§ Written task: Copy out each line of the material in which the word "ylabel" appears.

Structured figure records

▬▬▬▬▬▬▬▬▬▬

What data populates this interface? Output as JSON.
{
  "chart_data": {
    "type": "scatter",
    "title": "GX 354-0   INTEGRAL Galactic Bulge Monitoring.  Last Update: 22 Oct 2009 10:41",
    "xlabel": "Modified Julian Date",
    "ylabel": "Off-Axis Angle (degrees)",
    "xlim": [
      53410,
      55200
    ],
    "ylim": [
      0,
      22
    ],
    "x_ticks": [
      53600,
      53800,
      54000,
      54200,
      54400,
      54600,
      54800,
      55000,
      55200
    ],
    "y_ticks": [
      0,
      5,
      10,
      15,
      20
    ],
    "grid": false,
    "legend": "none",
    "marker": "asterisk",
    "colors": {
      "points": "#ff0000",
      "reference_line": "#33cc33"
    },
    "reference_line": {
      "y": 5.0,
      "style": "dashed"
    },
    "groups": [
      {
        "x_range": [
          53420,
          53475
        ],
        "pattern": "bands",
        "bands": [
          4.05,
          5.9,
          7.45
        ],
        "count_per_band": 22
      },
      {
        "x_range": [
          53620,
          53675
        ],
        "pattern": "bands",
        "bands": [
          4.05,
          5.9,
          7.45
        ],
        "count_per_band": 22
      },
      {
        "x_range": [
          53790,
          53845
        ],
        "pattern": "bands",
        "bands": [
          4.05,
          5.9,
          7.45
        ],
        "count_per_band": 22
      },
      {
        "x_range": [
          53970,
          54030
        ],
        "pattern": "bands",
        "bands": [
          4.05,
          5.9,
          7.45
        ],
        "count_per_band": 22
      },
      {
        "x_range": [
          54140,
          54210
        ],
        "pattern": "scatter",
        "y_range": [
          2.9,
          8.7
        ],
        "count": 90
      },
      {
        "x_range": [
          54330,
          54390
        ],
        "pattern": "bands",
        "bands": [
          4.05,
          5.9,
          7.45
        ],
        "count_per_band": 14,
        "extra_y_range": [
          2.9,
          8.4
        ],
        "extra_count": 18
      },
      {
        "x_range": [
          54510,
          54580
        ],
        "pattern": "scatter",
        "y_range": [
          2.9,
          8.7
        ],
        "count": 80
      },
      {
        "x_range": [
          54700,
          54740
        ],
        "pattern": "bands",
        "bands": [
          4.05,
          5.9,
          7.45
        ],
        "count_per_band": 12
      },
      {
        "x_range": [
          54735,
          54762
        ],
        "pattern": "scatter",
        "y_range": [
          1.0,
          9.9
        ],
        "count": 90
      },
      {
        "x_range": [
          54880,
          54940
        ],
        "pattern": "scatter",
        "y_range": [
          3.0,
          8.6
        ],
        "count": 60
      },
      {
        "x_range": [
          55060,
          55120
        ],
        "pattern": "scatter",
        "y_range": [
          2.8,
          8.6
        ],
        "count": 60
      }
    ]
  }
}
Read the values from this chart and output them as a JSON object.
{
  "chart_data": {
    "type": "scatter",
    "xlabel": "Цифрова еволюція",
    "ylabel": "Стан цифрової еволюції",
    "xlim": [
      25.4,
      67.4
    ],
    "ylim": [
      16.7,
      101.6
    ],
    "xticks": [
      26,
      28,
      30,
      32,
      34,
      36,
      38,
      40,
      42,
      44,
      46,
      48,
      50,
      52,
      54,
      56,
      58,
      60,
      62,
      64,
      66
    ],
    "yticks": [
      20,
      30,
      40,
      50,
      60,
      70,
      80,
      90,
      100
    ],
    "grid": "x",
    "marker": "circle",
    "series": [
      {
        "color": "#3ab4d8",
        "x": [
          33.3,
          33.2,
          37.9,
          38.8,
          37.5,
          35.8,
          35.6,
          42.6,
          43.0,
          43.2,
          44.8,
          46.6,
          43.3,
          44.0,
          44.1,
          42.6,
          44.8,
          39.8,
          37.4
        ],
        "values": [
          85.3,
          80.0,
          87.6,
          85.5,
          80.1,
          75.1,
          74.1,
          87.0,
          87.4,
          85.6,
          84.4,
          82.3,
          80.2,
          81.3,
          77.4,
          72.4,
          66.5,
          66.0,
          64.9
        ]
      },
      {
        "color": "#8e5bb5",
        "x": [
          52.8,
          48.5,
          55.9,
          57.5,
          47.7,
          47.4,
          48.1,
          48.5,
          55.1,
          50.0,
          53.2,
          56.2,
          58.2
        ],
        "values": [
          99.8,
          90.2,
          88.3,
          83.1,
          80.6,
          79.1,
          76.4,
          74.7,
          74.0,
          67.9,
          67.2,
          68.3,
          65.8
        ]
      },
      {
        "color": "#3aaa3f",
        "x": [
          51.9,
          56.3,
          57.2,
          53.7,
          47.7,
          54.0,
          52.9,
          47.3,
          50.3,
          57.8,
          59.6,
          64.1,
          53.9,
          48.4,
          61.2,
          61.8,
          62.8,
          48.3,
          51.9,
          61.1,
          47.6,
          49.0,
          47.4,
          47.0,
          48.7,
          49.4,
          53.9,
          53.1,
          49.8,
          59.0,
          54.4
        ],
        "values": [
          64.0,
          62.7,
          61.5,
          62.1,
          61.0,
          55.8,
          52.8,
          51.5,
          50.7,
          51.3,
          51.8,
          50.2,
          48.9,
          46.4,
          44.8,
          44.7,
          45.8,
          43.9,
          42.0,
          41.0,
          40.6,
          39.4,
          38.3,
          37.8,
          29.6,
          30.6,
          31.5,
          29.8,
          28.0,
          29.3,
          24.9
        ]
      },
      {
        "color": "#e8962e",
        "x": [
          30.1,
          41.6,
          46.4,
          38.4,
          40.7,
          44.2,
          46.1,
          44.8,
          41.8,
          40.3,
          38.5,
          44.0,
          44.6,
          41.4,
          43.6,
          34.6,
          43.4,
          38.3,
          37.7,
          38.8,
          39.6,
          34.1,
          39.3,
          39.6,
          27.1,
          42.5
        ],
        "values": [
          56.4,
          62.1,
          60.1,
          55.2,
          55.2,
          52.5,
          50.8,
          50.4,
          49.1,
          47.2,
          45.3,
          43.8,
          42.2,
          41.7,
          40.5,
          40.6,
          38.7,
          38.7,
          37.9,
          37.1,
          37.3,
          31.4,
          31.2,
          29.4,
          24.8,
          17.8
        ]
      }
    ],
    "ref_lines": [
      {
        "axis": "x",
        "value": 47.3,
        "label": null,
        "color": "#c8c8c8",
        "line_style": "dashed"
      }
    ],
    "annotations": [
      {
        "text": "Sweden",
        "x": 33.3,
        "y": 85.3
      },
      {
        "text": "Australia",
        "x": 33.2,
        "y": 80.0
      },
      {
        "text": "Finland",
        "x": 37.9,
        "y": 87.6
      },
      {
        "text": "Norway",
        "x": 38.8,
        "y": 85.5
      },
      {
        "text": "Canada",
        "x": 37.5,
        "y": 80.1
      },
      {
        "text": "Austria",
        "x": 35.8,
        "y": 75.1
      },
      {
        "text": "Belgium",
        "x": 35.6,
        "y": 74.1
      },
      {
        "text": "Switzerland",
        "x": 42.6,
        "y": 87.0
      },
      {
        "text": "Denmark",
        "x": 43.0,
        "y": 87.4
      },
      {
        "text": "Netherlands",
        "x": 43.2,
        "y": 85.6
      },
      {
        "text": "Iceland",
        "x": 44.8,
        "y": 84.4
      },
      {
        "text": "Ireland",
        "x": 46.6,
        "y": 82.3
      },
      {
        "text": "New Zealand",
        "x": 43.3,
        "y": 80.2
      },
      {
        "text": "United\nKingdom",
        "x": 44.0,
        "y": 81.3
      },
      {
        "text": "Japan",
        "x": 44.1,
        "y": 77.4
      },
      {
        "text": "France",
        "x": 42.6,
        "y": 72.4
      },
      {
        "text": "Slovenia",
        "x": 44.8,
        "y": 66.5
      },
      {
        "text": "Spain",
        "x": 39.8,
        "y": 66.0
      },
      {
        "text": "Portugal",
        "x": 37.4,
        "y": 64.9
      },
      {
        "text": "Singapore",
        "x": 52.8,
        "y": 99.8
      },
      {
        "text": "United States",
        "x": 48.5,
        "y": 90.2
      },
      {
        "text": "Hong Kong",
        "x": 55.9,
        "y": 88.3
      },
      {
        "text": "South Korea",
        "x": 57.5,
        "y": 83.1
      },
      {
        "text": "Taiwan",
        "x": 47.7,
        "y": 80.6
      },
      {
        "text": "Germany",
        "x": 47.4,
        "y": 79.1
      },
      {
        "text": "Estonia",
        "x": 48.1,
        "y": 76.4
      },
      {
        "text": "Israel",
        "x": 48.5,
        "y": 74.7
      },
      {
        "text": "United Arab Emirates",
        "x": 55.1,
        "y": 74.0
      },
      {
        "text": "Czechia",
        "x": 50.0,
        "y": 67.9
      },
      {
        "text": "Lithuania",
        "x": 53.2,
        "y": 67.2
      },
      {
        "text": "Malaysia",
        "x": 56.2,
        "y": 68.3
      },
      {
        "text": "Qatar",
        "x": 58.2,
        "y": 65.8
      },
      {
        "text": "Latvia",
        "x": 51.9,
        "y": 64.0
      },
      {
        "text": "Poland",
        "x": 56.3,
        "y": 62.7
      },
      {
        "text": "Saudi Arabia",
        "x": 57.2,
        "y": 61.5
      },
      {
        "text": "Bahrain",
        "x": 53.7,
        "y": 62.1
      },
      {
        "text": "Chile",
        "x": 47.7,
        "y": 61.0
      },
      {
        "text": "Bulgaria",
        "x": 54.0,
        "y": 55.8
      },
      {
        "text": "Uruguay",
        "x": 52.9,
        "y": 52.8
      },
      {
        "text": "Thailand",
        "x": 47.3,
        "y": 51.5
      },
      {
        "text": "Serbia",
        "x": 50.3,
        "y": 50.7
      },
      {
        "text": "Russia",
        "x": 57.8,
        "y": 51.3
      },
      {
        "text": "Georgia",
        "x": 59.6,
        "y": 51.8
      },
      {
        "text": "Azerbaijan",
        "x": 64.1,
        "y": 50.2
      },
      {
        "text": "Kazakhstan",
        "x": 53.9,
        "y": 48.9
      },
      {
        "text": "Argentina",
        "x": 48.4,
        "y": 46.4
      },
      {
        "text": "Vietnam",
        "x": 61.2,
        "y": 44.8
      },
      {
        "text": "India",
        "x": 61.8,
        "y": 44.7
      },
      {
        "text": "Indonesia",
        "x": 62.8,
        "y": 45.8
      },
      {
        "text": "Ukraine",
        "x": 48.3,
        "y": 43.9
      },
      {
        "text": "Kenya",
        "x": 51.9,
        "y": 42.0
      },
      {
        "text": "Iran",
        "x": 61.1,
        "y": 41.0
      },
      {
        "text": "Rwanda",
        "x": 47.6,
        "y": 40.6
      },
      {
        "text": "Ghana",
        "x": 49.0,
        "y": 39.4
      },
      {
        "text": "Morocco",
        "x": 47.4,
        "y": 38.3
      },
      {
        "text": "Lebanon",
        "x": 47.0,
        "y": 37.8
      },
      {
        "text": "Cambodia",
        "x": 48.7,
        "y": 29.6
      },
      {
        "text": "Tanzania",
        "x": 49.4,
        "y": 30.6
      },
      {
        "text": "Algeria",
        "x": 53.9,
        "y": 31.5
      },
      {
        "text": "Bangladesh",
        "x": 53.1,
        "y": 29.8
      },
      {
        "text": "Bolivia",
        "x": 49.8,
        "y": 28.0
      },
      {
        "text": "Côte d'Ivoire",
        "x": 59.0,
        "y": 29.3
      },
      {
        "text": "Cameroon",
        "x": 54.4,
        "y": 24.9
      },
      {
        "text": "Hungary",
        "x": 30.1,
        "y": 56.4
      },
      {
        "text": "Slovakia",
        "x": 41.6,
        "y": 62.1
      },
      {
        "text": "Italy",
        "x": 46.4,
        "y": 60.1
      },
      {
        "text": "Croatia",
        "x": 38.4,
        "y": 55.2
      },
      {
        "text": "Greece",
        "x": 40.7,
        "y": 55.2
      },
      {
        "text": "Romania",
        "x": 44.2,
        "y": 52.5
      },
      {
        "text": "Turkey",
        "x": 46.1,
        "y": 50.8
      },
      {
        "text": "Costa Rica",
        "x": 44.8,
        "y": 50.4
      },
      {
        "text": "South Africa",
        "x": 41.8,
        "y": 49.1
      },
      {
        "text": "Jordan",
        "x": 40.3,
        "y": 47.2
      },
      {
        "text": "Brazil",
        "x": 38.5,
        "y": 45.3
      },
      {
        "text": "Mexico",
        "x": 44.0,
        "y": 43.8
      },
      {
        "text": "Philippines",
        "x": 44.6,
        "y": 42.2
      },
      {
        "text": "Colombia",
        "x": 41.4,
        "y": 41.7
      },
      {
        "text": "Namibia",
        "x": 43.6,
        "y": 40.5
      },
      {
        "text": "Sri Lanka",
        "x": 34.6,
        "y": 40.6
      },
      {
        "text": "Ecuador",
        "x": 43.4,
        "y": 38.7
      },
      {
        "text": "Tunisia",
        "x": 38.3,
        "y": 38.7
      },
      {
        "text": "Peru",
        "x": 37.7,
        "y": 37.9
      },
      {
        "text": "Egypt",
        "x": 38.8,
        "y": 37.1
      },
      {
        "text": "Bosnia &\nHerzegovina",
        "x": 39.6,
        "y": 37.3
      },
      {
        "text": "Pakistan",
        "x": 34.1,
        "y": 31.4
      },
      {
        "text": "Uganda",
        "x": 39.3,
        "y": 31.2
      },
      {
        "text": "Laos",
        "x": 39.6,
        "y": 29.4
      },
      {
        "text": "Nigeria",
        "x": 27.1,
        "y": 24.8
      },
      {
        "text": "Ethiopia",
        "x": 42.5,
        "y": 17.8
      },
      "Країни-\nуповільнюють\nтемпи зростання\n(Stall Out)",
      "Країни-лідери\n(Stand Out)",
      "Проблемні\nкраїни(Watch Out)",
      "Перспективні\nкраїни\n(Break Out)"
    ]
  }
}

▬▬▬▬▬▬▬▬▬▬

§ Solution for this problem:
    "ylabel": "Off-Axis Angle (degrees)",
    "ylabel": "Стан цифрової еволюції",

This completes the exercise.